Saved entries
-- begin --
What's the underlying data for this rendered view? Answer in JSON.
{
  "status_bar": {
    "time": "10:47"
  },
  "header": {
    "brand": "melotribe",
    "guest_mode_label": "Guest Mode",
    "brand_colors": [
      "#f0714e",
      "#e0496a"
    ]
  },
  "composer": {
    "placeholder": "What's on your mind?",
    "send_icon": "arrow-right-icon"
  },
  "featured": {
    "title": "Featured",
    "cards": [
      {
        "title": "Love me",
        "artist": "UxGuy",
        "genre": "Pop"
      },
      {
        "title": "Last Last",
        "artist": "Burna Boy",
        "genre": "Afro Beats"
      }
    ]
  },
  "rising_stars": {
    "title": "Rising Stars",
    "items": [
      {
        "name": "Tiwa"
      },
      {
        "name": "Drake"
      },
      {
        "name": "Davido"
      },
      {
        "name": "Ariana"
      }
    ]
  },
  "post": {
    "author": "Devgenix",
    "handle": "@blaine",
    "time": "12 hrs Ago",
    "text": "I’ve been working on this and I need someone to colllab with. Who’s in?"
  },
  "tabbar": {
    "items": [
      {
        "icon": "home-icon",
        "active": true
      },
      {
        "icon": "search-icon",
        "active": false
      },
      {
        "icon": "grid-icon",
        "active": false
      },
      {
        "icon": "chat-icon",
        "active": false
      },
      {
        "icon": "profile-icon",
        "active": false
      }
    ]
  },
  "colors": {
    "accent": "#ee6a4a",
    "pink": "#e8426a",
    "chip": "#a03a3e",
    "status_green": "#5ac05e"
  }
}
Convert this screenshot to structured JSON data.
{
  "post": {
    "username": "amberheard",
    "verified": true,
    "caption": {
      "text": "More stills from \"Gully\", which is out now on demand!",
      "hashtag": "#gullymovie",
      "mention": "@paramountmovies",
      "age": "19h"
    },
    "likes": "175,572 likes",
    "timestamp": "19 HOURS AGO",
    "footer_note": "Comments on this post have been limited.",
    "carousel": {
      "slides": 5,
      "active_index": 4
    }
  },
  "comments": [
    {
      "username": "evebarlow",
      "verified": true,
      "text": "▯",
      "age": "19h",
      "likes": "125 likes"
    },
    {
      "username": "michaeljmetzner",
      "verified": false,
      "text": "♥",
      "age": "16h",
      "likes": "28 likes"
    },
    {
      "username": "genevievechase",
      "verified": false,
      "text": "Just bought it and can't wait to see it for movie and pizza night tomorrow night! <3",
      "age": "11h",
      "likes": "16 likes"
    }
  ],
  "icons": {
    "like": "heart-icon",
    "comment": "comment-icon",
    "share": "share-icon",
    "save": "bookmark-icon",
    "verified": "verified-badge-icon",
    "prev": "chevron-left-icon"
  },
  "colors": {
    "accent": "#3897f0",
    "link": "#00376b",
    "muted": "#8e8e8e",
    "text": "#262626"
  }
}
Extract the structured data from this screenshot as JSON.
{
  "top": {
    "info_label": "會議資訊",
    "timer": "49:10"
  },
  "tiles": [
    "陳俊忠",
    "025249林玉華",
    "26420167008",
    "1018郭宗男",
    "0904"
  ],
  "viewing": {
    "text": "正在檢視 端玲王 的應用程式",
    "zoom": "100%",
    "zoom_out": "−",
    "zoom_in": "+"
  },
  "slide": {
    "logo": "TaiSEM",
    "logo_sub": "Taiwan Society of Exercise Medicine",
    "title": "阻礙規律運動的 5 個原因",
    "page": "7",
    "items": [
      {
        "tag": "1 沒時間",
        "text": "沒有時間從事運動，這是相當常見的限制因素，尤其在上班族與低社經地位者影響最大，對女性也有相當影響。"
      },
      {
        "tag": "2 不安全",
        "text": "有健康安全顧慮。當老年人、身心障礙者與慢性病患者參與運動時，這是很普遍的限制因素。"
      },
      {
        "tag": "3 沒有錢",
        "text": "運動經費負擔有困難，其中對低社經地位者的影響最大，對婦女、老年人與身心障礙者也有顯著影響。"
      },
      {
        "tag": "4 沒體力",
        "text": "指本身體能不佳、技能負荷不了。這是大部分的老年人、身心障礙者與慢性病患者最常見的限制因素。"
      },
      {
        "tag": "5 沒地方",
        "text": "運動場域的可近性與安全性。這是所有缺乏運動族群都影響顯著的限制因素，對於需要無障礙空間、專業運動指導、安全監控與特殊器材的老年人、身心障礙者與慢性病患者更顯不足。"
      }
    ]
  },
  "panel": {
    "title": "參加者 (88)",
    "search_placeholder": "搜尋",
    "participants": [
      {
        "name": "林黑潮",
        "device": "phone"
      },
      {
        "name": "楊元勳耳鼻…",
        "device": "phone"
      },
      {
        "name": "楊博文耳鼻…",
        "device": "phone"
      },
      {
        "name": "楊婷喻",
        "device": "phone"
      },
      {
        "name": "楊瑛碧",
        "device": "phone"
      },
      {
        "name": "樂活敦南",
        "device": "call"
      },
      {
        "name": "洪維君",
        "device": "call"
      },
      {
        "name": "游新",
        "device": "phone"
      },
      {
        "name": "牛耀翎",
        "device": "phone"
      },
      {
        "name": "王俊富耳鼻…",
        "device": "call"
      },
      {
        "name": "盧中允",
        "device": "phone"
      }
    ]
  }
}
-- end --
◆ Work instructions:
Write every record out again, unaltered.

◆ Written solution:
What's the underlying data for this rendered view? Answer in JSON.
{
  "status_bar": {
    "time": "10:47"
  },
  "header": {
    "brand": "melotribe",
    "guest_mode_label": "Guest Mode",
    "brand_colors": [
      "#f0714e",
      "#e0496a"
    ]
  },
  "composer": {
    "placeholder": "What's on your mind?",
    "send_icon": "arrow-right-icon"
  },
  "featured": {
    "title": "Featured",
    "cards": [
      {
        "title": "Love me",
        "artist": "UxGuy",
        "genre": "Pop"
      },
      {
        "title": "Last Last",
        "artist": "Burna Boy",
        "genre": "Afro Beats"
      }
    ]
  },
  "rising_stars": {
    "title": "Rising Stars",
    "items": [
      {
        "name": "Tiwa"
      },
      {
        "name": "Drake"
      },
      {
        "name": "Davido"
      },
      {
        "name": "Ariana"
      }
    ]
  },
  "post": {
    "author": "Devgenix",
    "handle": "@blaine",
    "time": "12 hrs Ago",
    "text": "I’ve been working on this and I need someone to colllab with. Who’s in?"
  },
  "tabbar": {
    "items": [
      {
        "icon": "home-icon",
        "active": true
      },
      {
        "icon": "search-icon",
        "active": false
      },
      {
        "icon": "grid-icon",
        "active": false
      },
      {
        "icon": "chat-icon",
        "active": false
      },
      {
        "icon": "profile-icon",
        "active": false
      }
    ]
  },
  "colors": {
    "accent": "#ee6a4a",
    "pink": "#e8426a",
    "chip": "#a03a3e",
    "status_green": "#5ac05e"
  }
}
Convert this screenshot to structured JSON data.
{
  "post": {
    "username": "amberheard",
    "verified": true,
    "caption": {
      "text": "More stills from \"Gully\", which is out now on demand!",
      "hashtag": "#gullymovie",
      "mention": "@paramountmovies",
      "age": "19h"
    },
    "likes": "175,572 likes",
    "timestamp": "19 HOURS AGO",
    "footer_note": "Comments on this post have been limited.",
    "carousel": {
      "slides": 5,
      "active_index": 4
    }
  },
  "comments": [
    {
      "username": "evebarlow",
      "verified": true,
      "text": "▯",
      "age": "19h",
      "likes": "125 likes"
    },
    {
      "username": "michaeljmetzner",
      "verified": false,
      "text": "♥",
      "age": "16h",
      "likes": "28 likes"
    },
    {
      "username": "genevievechase",
      "verified": false,
      "text": "Just bought it and can't wait to see it for movie and pizza night tomorrow night! <3",
      "age": "11h",
      "likes": "16 likes"
    }
  ],
  "icons": {
    "like": "heart-icon",
    "comment": "comment-icon",
    "share": "share-icon",
    "save": "bookmark-icon",
    "verified": "verified-badge-icon",
    "prev": "chevron-left-icon"
  },
  "colors": {
    "accent": "#3897f0",
    "link": "#00376b",
    "muted": "#8e8e8e",
    "text": "#262626"
  }
}
Extract the structured data from this screenshot as JSON.
{
  "top": {
    "info_label": "會議資訊",
    "timer": "49:10"
  },
  "tiles": [
    "陳俊忠",
    "025249林玉華",
    "26420167008",
    "1018郭宗男",
    "0904"
  ],
  "viewing": {
    "text": "正在檢視 端玲王 的應用程式",
    "zoom": "100%",
    "zoom_out": "−",
    "zoom_in": "+"
  },
  "slide": {
    "logo": "TaiSEM",
    "logo_sub": "Taiwan Society of Exercise Medicine",
    "title": "阻礙規律運動的 5 個原因",
    "page": "7",
    "items": [
      {
        "tag": "1 沒時間",
        "text": "沒有時間從事運動，這是相當常見的限制因素，尤其在上班族與低社經地位者影響最大，對女性也有相當影響。"
      },
      {
        "tag": "2 不安全",
        "text": "有健康安全顧慮。當老年人、身心障礙者與慢性病患者參與運動時，這是很普遍的限制因素。"
      },
      {
        "tag": "3 沒有錢",
        "text": "運動經費負擔有困難，其中對低社經地位者的影響最大，對婦女、老年人與身心障礙者也有顯著影響。"
      },
      {
        "tag": "4 沒體力",
        "text": "指本身體能不佳、技能負荷不了。這是大部分的老年人、身心障礙者與慢性病患者最常見的限制因素。"
      },
      {
        "tag": "5 沒地方",
        "text": "運動場域的可近性與安全性。這是所有缺乏運動族群都影響顯著的限制因素，對於需要無障礙空間、專業運動指導、安全監控與特殊器材的老年人、身心障礙者與慢性病患者更顯不足。"
      }
    ]
  },
  "panel": {
    "title": "參加者 (88)",
    "search_placeholder": "搜尋",
    "participants": [
      {
        "name": "林黑潮",
        "device": "phone"
      },
      {
        "name": "楊元勳耳鼻…",
        "device": "phone"
      },
      {
        "name": "楊博文耳鼻…",
        "device": "phone"
      },
      {
        "name": "楊婷喻",
        "device": "phone"
      },
      {
        "name": "楊瑛碧",
        "device": "phone"
      },
      {
        "name": "樂活敦南",
        "device": "call"
      },
      {
        "name": "洪維君",
        "device": "call"
      },
      {
        "name": "游新",
        "device": "phone"
      },
      {
        "name": "牛耀翎",
        "device": "phone"
      },
      {
        "name": "王俊富耳鼻…",
        "device": "call"
      },
      {
        "name": "盧中允",
        "device": "phone"
      }
    ]
  }
}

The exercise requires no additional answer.